:: WHAT THIS TASK INVOLVES ::
For each line of the data below that holds "machine", copy the line.

Lines of data:

◆ ◆ ◆

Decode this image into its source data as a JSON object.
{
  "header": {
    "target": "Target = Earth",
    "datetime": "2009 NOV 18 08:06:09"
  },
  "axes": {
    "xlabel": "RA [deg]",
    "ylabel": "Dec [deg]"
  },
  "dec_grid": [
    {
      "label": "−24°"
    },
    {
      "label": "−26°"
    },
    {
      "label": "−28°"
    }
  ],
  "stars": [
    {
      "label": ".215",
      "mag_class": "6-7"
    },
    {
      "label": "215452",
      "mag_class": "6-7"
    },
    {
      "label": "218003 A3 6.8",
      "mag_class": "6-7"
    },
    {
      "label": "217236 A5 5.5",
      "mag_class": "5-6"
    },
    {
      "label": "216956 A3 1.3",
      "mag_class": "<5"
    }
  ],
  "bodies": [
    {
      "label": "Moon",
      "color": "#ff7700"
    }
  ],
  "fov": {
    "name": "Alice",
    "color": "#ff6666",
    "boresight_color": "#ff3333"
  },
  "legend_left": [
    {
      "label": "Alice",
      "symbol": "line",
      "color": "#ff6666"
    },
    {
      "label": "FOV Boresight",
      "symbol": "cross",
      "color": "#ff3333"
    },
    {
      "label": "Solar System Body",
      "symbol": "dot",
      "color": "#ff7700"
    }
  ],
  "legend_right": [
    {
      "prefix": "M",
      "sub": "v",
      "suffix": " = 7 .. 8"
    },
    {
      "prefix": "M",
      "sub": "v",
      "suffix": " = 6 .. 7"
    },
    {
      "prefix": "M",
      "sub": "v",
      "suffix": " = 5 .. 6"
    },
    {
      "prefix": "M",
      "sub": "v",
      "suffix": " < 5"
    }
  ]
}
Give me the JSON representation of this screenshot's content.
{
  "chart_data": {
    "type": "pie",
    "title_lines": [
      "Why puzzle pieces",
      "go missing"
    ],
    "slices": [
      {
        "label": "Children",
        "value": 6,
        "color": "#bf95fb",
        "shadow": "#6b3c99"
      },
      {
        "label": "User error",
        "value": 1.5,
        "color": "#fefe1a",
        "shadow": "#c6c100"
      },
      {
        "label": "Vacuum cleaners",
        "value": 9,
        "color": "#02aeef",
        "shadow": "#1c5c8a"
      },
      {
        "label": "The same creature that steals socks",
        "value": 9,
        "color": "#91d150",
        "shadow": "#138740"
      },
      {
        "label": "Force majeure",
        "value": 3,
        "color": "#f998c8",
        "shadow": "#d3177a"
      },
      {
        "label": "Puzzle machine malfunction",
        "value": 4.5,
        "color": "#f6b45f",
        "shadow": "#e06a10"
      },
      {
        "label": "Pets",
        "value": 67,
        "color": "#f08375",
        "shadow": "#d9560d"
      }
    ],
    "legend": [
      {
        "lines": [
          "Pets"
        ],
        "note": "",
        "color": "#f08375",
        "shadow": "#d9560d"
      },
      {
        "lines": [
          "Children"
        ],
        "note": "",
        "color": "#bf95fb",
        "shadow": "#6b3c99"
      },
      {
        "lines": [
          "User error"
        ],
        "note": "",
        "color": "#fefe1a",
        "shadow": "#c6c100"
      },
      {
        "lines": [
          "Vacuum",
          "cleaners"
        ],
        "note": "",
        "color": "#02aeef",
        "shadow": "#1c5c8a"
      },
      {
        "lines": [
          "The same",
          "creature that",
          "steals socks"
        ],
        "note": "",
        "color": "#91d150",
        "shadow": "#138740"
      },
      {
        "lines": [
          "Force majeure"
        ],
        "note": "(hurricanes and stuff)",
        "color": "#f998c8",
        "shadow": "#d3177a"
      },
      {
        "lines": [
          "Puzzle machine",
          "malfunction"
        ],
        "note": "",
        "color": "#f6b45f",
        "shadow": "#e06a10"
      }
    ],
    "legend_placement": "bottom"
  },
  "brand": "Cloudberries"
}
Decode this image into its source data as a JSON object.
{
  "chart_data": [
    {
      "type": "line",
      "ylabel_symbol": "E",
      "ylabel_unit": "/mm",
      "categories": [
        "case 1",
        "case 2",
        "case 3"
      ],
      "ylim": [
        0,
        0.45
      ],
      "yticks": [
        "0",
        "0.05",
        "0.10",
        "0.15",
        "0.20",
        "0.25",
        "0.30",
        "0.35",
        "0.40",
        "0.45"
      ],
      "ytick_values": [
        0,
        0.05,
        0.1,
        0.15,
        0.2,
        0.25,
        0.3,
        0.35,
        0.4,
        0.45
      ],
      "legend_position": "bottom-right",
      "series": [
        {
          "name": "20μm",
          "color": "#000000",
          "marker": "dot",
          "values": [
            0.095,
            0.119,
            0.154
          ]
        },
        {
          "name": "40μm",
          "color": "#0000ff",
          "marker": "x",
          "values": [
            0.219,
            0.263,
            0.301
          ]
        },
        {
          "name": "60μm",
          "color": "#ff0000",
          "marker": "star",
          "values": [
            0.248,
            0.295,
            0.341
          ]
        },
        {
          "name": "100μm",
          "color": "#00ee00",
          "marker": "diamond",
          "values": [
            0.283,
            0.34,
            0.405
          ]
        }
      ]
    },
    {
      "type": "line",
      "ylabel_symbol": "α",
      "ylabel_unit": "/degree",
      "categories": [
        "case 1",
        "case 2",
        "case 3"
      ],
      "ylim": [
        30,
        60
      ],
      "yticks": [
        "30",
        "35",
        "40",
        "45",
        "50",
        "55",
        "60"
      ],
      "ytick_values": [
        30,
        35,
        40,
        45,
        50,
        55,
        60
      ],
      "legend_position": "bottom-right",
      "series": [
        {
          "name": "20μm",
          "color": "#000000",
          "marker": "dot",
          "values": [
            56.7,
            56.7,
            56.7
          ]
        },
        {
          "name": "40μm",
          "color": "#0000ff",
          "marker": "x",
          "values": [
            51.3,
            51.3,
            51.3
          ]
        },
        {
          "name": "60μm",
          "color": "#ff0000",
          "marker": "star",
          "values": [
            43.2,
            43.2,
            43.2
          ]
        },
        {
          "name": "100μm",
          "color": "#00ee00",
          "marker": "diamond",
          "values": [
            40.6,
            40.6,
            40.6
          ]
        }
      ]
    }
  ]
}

◆ ◆ ◆

:: TASK SOLUTION ::
        "label": "Puzzle machine malfunction",
          "Puzzle machine",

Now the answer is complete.